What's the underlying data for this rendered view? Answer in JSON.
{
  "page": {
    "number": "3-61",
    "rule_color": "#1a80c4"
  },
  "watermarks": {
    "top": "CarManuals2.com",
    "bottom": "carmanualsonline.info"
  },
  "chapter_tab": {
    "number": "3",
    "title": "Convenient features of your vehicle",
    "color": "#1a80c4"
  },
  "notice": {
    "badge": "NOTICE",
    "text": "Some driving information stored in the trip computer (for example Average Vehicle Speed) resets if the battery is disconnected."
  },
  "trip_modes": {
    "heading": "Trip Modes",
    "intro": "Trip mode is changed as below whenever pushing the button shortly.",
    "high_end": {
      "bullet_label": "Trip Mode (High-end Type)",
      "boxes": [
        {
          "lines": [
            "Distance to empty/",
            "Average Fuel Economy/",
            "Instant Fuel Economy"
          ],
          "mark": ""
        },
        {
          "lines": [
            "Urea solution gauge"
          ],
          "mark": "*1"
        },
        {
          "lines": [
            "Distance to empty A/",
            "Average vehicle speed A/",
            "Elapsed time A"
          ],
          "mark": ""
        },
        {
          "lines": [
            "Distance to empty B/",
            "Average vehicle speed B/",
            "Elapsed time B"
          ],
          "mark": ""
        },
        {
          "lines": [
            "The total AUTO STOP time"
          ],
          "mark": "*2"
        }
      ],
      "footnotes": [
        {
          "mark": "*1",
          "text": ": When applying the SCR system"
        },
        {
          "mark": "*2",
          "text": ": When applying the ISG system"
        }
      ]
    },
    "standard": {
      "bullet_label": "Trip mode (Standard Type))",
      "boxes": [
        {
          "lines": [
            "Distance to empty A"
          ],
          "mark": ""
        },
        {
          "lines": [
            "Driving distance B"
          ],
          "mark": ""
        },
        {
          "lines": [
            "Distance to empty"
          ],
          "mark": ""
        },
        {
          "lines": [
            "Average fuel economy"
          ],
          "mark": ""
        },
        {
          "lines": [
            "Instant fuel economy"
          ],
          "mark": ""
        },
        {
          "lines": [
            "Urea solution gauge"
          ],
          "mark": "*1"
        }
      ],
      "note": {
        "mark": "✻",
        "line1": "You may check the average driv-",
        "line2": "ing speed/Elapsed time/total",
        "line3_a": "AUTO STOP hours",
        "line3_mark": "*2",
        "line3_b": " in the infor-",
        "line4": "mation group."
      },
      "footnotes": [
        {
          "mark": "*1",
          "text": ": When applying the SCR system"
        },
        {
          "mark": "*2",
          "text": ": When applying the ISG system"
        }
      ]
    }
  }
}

§ §

DIRECTIVE ▸
Write out every entry exactly as given.

FINISHED TASK ▸
What's the underlying data for this rendered view? Answer in JSON.
{
  "page": {
    "number": "3-61",
    "rule_color": "#1a80c4"
  },
  "watermarks": {
    "top": "CarManuals2.com",
    "bottom": "carmanualsonline.info"
  },
  "chapter_tab": {
    "number": "3",
    "title": "Convenient features of your vehicle",
    "color": "#1a80c4"
  },
  "notice": {
    "badge": "NOTICE",
    "text": "Some driving information stored in the trip computer (for example Average Vehicle Speed) resets if the battery is disconnected."
  },
  "trip_modes": {
    "heading": "Trip Modes",
    "intro": "Trip mode is changed as below whenever pushing the button shortly.",
    "high_end": {
      "bullet_label": "Trip Mode (High-end Type)",
      "boxes": [
        {
          "lines": [
            "Distance to empty/",
            "Average Fuel Economy/",
            "Instant Fuel Economy"
          ],
          "mark": ""
        },
        {
          "lines": [
            "Urea solution gauge"
          ],
          "mark": "*1"
        },
        {
          "lines": [
            "Distance to empty A/",
            "Average vehicle speed A/",
            "Elapsed time A"
          ],
          "mark": ""
        },
        {
          "lines": [
            "Distance to empty B/",
            "Average vehicle speed B/",
            "Elapsed time B"
          ],
          "mark": ""
        },
        {
          "lines": [
            "The total AUTO STOP time"
          ],
          "mark": "*2"
        }
      ],
      "footnotes": [
        {
          "mark": "*1",
          "text": ": When applying the SCR system"
        },
        {
          "mark": "*2",
          "text": ": When applying the ISG system"
        }
      ]
    },
    "standard": {
      "bullet_label": "Trip mode (Standard Type))",
      "boxes": [
        {
          "lines": [
            "Distance to empty A"
          ],
          "mark": ""
        },
        {
          "lines": [
            "Driving distance B"
          ],
          "mark": ""
        },
        {
          "lines": [
            "Distance to empty"
          ],
          "mark": ""
        },
        {
          "lines": [
            "Average fuel economy"
          ],
          "mark": ""
        },
        {
          "lines": [
            "Instant fuel economy"
          ],
          "mark": ""
        },
        {
          "lines": [
            "Urea solution gauge"
          ],
          "mark": "*1"
        }
      ],
      "note": {
        "mark": "✻",
        "line1": "You may check the average driv-",
        "line2": "ing speed/Elapsed time/total",
        "line3_a": "AUTO STOP hours",
        "line3_mark": "*2",
        "line3_b": " in the infor-",
        "line4": "mation group."
      },
      "footnotes": [
        {
          "mark": "*1",
          "text": ": When applying the SCR system"
        },
        {
          "mark": "*2",
          "text": ": When applying the ISG system"
        }
      ]
    }
  }
}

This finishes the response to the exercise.